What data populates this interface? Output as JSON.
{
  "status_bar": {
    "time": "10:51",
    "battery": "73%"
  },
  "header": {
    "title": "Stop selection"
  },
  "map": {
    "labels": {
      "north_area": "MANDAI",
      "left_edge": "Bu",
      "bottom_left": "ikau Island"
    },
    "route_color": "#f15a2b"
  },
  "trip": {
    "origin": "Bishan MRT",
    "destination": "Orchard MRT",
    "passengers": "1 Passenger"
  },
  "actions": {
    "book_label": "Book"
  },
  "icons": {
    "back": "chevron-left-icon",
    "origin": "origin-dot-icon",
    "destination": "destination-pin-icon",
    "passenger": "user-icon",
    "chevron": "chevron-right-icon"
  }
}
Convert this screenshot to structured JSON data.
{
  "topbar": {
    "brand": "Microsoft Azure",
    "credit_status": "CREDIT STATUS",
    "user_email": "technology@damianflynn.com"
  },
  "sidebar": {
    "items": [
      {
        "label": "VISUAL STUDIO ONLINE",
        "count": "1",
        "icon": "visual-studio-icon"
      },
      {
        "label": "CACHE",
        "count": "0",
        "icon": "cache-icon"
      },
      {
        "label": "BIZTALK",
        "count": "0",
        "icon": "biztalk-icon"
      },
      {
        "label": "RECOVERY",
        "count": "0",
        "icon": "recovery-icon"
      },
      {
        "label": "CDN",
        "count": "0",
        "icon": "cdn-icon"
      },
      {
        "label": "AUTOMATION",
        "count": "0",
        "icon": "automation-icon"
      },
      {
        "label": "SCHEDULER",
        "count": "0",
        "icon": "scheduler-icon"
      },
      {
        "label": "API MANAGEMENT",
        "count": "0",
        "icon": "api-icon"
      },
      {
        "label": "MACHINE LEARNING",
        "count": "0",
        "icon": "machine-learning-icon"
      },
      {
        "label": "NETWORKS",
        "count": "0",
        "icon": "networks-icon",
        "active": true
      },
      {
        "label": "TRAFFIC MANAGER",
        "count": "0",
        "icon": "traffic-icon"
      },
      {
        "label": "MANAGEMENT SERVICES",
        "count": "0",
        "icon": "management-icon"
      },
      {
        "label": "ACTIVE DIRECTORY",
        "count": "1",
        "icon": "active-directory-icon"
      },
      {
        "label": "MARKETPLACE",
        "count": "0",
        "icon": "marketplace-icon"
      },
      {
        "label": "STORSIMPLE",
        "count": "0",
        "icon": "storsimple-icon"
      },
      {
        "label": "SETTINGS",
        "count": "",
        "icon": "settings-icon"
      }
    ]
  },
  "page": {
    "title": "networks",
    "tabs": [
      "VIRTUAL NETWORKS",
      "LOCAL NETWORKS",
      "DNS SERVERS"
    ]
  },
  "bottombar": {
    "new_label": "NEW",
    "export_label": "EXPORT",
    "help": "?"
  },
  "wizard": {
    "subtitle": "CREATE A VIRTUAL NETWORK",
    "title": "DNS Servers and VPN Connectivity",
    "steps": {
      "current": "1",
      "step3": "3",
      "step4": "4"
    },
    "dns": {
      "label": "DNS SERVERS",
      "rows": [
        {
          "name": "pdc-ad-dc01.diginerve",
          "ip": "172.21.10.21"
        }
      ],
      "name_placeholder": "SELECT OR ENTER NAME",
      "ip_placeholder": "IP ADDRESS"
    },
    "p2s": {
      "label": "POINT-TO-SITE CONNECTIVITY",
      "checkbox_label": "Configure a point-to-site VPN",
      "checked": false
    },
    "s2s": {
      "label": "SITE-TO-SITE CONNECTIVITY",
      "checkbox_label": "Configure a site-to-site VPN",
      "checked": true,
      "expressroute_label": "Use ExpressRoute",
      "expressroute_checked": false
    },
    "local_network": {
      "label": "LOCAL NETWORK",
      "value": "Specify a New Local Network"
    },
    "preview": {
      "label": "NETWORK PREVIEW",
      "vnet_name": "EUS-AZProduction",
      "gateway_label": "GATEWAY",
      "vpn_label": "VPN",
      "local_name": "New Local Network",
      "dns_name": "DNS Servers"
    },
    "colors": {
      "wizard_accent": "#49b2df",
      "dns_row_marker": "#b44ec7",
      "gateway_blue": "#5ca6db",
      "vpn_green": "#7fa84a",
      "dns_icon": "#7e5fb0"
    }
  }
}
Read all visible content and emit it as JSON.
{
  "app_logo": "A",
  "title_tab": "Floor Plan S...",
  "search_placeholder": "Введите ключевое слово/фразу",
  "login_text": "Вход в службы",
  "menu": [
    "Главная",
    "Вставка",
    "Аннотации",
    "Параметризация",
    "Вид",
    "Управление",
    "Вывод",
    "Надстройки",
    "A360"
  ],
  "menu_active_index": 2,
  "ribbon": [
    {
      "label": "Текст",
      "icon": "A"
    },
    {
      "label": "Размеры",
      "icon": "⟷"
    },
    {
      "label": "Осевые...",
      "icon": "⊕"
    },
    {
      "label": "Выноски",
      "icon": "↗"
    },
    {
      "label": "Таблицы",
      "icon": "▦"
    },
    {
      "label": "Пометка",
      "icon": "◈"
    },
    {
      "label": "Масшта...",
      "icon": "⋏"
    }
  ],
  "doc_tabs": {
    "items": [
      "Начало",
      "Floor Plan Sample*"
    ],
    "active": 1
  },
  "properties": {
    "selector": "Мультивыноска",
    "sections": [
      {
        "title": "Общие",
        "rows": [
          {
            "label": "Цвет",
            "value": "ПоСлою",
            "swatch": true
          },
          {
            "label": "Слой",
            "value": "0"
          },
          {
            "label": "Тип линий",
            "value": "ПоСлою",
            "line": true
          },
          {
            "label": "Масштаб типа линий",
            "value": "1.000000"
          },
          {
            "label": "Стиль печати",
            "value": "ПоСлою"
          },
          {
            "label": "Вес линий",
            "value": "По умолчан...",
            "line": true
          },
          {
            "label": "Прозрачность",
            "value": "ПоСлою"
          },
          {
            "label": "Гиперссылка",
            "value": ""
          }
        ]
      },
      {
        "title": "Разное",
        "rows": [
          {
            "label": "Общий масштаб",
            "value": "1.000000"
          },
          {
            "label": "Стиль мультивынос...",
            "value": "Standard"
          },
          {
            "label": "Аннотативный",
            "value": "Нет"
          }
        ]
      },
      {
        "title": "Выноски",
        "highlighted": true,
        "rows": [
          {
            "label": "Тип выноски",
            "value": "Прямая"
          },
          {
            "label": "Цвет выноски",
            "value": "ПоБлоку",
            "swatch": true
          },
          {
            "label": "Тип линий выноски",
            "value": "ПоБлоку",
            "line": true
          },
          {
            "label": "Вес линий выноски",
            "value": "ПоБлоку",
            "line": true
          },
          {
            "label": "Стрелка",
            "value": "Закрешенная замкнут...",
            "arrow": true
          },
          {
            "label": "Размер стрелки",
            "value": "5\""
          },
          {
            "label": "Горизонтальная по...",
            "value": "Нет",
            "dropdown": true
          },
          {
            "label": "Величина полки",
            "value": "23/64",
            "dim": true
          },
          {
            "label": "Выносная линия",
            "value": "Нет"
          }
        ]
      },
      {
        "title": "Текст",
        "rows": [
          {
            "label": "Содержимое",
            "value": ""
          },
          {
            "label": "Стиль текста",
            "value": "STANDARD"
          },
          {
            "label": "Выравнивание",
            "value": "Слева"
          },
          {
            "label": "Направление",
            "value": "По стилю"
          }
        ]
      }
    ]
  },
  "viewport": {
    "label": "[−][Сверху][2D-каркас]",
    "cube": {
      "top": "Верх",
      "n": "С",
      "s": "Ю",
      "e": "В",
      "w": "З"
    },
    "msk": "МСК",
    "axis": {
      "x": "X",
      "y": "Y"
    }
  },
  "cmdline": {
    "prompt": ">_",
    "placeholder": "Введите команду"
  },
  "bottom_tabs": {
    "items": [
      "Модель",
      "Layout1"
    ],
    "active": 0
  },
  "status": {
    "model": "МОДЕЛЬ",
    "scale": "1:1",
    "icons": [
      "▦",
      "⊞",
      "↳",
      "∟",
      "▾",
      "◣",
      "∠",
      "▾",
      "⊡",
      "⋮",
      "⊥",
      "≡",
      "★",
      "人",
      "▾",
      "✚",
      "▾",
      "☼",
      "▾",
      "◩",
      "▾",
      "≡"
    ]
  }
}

════════════════

● **Aim of the exercise**
Search the listing for the word "JSON" and return each line that holds it.

● **Exercise solution**
What data populates this interface? Output as JSON.
Convert this screenshot to structured JSON data.
Read all visible content and emit it as JSON.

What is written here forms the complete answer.